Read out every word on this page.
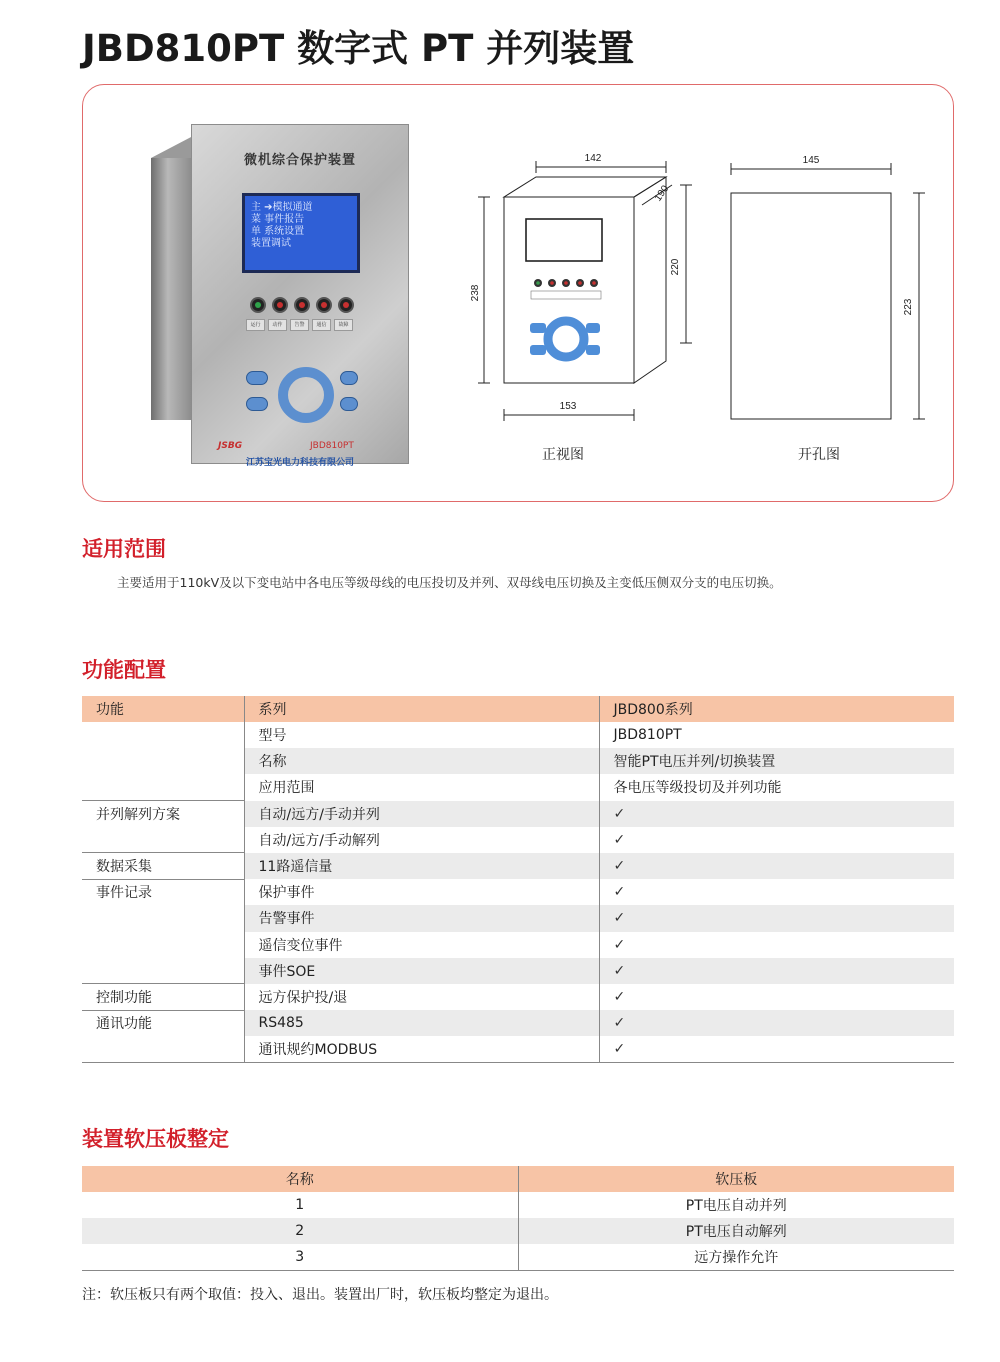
JBD810PT 数字式 PT 并列装置
微机综合保护装置
主 ➔模拟通道
菜 事件报告
单 系统设置
装置调试
运行	动作	告警	通信	故障
JSBG	JBD810PT
江苏宝光电力科技有限公司
142
190
220
238
153
正视图
145
223
开孔图
适用范围
主要适用于110kV及以下变电站中各电压等级母线的电压投切及并列、双母线电压切换及主变低压侧双分支的电压切换。
功能配置
功能	系列	JBD800系列
	型号	JBD810PT
	名称	智能PT电压并列/切换装置
	应用范围	各电压等级投切及并列功能
并列解列方案	自动/远方/手动并列	✓
	自动/远方/手动解列	✓
数据采集	11路遥信量	✓
事件记录	保护事件	✓
	告警事件	✓
	遥信变位事件	✓
	事件SOE	✓
控制功能	远方保护投/退	✓
通讯功能	RS485	✓
	通讯规约MODBUS	✓
装置软压板整定
名称	软压板
1	PT电压自动并列
2	PT电压自动解列
3	远方操作允许
注：软压板只有两个取值：投入、退出。装置出厂时，软压板均整定为退出。
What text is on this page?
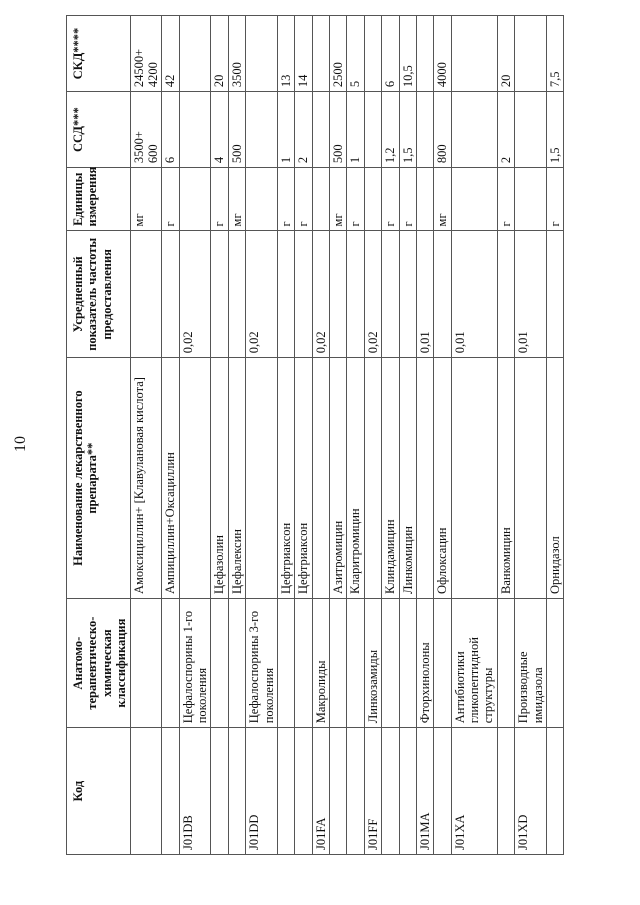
10
Код	Анатомо-терапевтическо-химическая классификация	Наименование лекарственного препарата**	Усредненный показатель частоты предоставления	Единицы измерения	ССД***	СКД****
		Амоксициллин+ [Клавулановая кислота]		мг	3500+ 600	24500+ 4200

		Ампициллин+Оксациллин		г	6	42

J01DB	Цефалоспорины 1-го поколения		0,02			
		Цефазолин		г	4	20

		Цефалексин		мг	500	3500

J01DD	Цефалоспорины 3-го поколения		0,02			
		Цефтриаксон		г	1	13

		Цефтриаксон		г	2	14

J01FA	Макролиды		0,02			
		Азитромицин		мг	500	2500

		Кларитромицин		г	1	5

J01FF	Линкозамиды		0,02			
		Клиндамицин		г	1,2	6

		Линкомицин		г	1,5	10,5

J01MA	Фторхинолоны		0,01			
		Офлоксацин		мг	800	4000

J01XA	Антибиотики гликопептидной структуры		0,01			
		Ванкомицин		г	2	20

J01XD	Производные имидазола		0,01			
		Орнидазол		г	1,5	7,5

**Exercise requirements:** Locate the lines above that hold the word "this". Show every one of them.

**Problem solution:**
Read out every word on this page.
What text is on this page?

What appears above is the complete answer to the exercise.